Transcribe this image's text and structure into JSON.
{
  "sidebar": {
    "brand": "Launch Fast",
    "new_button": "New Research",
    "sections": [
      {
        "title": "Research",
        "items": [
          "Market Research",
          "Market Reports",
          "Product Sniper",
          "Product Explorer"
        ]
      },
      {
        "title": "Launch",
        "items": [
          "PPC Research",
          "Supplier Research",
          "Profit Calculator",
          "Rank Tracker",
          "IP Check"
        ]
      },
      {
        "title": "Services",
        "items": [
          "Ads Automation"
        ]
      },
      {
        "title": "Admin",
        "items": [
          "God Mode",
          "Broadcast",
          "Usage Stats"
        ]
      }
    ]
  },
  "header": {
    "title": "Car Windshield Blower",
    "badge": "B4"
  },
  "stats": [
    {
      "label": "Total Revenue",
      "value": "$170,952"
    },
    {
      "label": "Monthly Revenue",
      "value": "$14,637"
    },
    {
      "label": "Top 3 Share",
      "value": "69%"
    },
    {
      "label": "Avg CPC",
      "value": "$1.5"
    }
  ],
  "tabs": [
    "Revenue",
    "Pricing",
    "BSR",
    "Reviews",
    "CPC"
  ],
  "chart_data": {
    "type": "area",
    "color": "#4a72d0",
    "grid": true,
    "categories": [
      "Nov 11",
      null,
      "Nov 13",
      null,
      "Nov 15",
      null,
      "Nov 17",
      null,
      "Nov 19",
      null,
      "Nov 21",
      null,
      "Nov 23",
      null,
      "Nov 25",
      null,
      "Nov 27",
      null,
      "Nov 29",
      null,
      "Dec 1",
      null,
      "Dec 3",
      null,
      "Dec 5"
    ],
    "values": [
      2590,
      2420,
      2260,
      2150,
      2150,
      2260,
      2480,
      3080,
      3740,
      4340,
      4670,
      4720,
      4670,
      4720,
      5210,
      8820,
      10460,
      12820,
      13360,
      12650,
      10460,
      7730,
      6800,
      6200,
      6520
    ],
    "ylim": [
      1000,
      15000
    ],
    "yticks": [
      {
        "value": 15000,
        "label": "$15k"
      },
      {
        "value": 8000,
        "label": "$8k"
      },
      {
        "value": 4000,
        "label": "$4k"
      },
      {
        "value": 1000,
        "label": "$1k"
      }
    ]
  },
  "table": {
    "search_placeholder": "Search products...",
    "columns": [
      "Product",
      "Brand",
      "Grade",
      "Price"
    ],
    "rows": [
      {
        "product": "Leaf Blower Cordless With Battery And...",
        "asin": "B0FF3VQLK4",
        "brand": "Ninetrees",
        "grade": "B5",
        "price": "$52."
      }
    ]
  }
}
+--
DIRECTIONS: Tally up the lines holding the word "Blower" in the data above, and answer with that figure only.

FINISHED TASK: 2